■ **DATA SECTION**:
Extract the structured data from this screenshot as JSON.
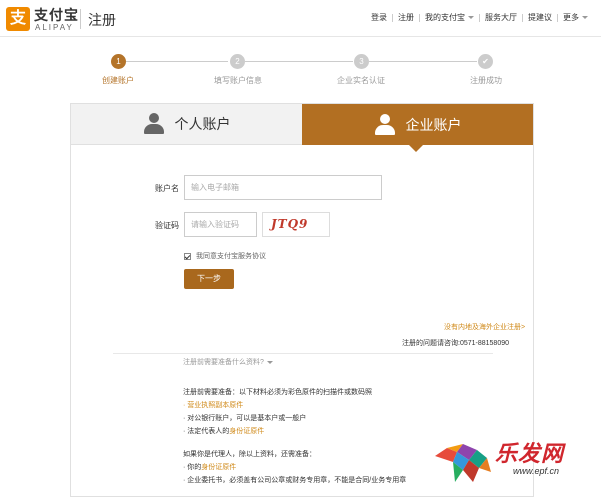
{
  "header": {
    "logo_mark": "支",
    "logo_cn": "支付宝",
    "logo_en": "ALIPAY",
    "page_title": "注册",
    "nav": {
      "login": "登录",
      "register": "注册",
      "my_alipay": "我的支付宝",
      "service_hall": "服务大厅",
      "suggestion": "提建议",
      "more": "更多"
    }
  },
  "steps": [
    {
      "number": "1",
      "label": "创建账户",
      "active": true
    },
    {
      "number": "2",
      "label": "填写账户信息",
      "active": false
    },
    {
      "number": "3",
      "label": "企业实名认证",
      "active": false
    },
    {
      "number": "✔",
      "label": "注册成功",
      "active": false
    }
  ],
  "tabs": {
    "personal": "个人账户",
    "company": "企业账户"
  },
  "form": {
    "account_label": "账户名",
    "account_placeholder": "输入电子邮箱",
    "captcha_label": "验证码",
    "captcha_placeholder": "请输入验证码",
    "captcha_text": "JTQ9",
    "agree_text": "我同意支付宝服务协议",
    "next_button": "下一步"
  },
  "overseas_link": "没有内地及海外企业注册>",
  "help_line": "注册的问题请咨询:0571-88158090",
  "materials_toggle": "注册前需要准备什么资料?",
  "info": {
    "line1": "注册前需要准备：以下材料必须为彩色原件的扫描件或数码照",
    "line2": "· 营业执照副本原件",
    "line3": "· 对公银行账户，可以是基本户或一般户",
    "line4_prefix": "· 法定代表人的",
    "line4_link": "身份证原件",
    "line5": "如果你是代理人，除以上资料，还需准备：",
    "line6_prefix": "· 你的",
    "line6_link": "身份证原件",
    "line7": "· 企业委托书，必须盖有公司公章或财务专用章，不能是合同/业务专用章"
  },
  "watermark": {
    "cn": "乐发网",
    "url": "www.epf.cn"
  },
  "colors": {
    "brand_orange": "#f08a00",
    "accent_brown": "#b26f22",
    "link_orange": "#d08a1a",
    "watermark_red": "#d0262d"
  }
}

■ **WHAT YOU HAVE TO DO**: Omit the pictures, then output the rest of the listing exactly.

■ **EXERCISE OUTPUT**:
Extract the structured data from this screenshot as JSON.
{
  "header": {
    "logo_mark": "支",
    "logo_cn": "支付宝",
    "logo_en": "ALIPAY",
    "page_title": "注册",
    "nav": {
      "login": "登录",
      "register": "注册",
      "my_alipay": "我的支付宝",
      "service_hall": "服务大厅",
      "suggestion": "提建议",
      "more": "更多"
    }
  },
  "steps": [
    {
      "number": "1",
      "label": "创建账户",
      "active": true
    },
    {
      "number": "2",
      "label": "填写账户信息",
      "active": false
    },
    {
      "number": "3",
      "label": "企业实名认证",
      "active": false
    },
    {
      "number": "✔",
      "label": "注册成功",
      "active": false
    }
  ],
  "tabs": {
    "personal": "个人账户",
    "company": "企业账户"
  },
  "form": {
    "account_label": "账户名",
    "account_placeholder": "输入电子邮箱",
    "captcha_label": "验证码",
    "captcha_placeholder": "请输入验证码",
    "captcha_text": "JTQ9",
    "agree_text": "我同意支付宝服务协议",
    "next_button": "下一步"
  },
  "overseas_link": "没有内地及海外企业注册>",
  "help_line": "注册的问题请咨询:0571-88158090",
  "materials_toggle": "注册前需要准备什么资料?",
  "info": {
    "line1": "注册前需要准备：以下材料必须为彩色原件的扫描件或数码照",
    "line2": "· 营业执照副本原件",
    "line3": "· 对公银行账户，可以是基本户或一般户",
    "line4_prefix": "· 法定代表人的",
    "line4_link": "身份证原件",
    "line5": "如果你是代理人，除以上资料，还需准备：",
    "line6_prefix": "· 你的",
    "line6_link": "身份证原件",
    "line7": "· 企业委托书，必须盖有公司公章或财务专用章，不能是合同/业务专用章"
  },
  "watermark": {
    "cn": "乐发网",
    "url": "www.epf.cn"
  },
  "colors": {
    "brand_orange": "#f08a00",
    "accent_brown": "#b26f22",
    "link_orange": "#d08a1a",
    "watermark_red": "#d0262d"
  }
}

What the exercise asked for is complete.